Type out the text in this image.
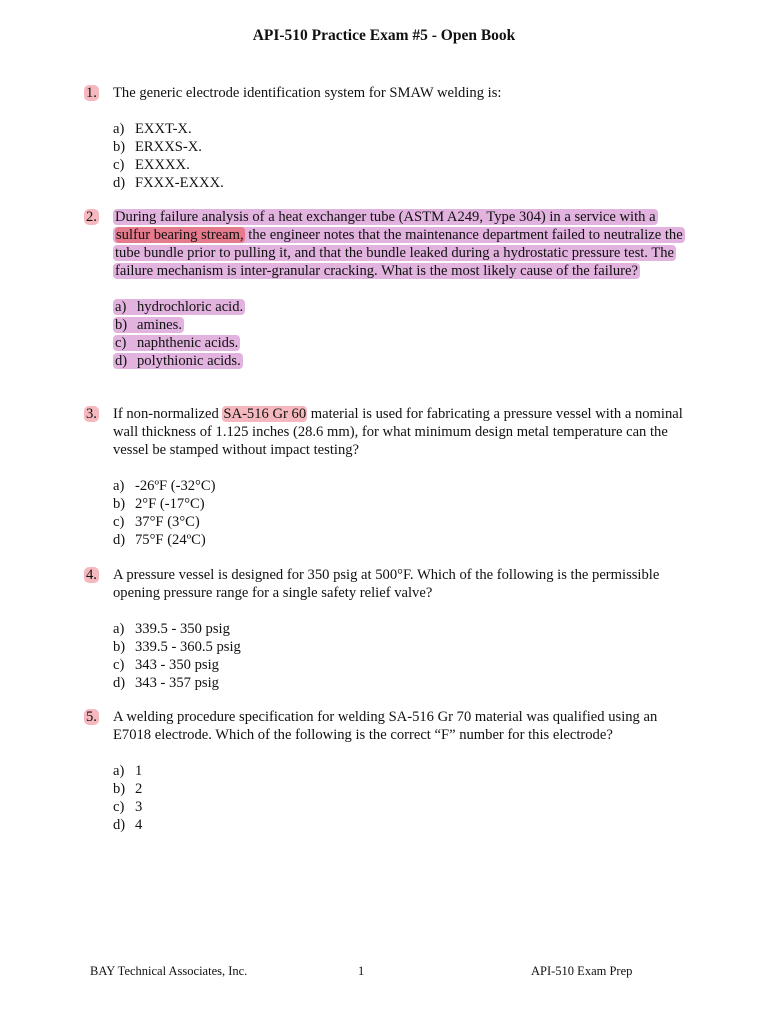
API-510 Practice Exam #5 - Open Book
1.	The generic electrode identification system for SMAW welding is:
a) EXXT-X.
b) ERXXS-X.
c) EXXXX.
d) FXXX-EXXX.
2.	During failure analysis of a heat exchanger tube (ASTM A249, Type 304) in a service with a sulfur bearing stream, the engineer notes that the maintenance department failed to neutralize the tube bundle prior to pulling it, and that the bundle leaked during a hydrostatic pressure test. The failure mechanism is inter-granular cracking. What is the most likely cause of the failure?
a) hydrochloric acid.
b) amines.
c) naphthenic acids.
d) polythionic acids.
3.	If non-normalized SA-516 Gr 60 material is used for fabricating a pressure vessel with a nominal wall thickness of 1.125 inches (28.6 mm), for what minimum design metal temperature can the vessel be stamped without impact testing?
a) -26ºF (-32°C)
b) 2°F (-17°C)
c) 37°F (3°C)
d) 75°F (24ºC)
4.	A pressure vessel is designed for 350 psig at 500°F. Which of the following is the permissible opening pressure range for a single safety relief valve?
a) 339.5 - 350 psig
b) 339.5 - 360.5 psig
c) 343 - 350 psig
d) 343 - 357 psig
5.	A welding procedure specification for welding SA-516 Gr 70 material was qualified using an E7018 electrode. Which of the following is the correct “F” number for this electrode?
a) 1
b) 2
c) 3
d) 4
BAY Technical Associates, Inc.	1	API-510 Exam Prep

### Requirement:
Pull out every line containing "following".

### Task result:
4.	A pressure vessel is designed for 350 psig at 500°F. Which of the following is the permissible opening pressure range for a single safety relief valve?
5.	A welding procedure specification for welding SA-516 Gr 70 material was qualified using an E7018 electrode. Which of the following is the correct “F” number for this electrode?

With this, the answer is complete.